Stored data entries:
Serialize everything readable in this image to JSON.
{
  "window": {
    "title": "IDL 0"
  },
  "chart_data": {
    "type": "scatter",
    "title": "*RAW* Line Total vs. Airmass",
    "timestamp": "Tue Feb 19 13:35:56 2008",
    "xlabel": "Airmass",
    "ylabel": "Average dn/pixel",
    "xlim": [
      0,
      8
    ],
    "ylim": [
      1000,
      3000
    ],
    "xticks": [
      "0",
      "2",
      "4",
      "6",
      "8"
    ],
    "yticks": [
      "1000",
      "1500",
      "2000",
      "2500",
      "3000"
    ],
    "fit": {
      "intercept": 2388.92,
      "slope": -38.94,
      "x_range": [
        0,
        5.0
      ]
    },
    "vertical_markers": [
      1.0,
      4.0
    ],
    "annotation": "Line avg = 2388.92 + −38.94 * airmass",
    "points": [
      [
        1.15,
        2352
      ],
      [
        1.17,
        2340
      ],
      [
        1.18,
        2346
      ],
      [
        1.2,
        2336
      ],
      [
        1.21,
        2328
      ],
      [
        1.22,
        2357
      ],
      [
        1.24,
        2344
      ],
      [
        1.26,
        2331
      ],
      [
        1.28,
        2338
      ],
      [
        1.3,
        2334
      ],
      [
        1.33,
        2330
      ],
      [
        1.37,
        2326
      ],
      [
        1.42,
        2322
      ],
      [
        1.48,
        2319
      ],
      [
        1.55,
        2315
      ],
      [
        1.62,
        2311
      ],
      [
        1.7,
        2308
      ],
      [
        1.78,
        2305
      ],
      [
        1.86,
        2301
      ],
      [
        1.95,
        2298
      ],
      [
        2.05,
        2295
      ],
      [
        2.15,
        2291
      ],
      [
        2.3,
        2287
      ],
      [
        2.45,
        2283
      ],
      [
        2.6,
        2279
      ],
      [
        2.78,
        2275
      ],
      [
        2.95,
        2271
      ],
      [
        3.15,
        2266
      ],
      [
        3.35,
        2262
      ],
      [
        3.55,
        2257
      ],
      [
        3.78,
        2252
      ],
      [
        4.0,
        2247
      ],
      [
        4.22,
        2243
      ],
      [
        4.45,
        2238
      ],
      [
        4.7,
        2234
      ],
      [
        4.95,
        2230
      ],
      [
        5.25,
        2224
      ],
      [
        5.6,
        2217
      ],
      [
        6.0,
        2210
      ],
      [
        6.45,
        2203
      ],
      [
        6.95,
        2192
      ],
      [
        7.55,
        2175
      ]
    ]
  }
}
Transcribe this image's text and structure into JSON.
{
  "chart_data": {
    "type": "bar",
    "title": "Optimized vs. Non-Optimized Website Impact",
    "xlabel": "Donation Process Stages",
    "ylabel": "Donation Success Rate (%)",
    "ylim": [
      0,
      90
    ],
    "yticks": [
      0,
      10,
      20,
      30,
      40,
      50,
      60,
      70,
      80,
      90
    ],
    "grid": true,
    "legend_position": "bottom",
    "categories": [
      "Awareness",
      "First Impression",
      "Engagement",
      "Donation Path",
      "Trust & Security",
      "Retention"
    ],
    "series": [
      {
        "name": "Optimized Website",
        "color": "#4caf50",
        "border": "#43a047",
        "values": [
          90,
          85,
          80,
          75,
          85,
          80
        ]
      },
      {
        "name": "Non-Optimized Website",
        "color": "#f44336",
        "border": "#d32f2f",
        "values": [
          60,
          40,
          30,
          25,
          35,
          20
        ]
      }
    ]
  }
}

Task directions: Extract, unchanged, the closing run of lines that opens with the line containing "Transcribe this image's" and ends with the last line.

Complete response:
Transcribe this image's text and structure into JSON.
{
  "chart_data": {
    "type": "bar",
    "title": "Optimized vs. Non-Optimized Website Impact",
    "xlabel": "Donation Process Stages",
    "ylabel": "Donation Success Rate (%)",
    "ylim": [
      0,
      90
    ],
    "yticks": [
      0,
      10,
      20,
      30,
      40,
      50,
      60,
      70,
      80,
      90
    ],
    "grid": true,
    "legend_position": "bottom",
    "categories": [
      "Awareness",
      "First Impression",
      "Engagement",
      "Donation Path",
      "Trust & Security",
      "Retention"
    ],
    "series": [
      {
        "name": "Optimized Website",
        "color": "#4caf50",
        "border": "#43a047",
        "values": [
          90,
          85,
          80,
          75,
          85,
          80
        ]
      },
      {
        "name": "Non-Optimized Website",
        "color": "#f44336",
        "border": "#d32f2f",
        "values": [
          60,
          40,
          30,
          25,
          35,
          20
        ]
      }
    ]
  }
}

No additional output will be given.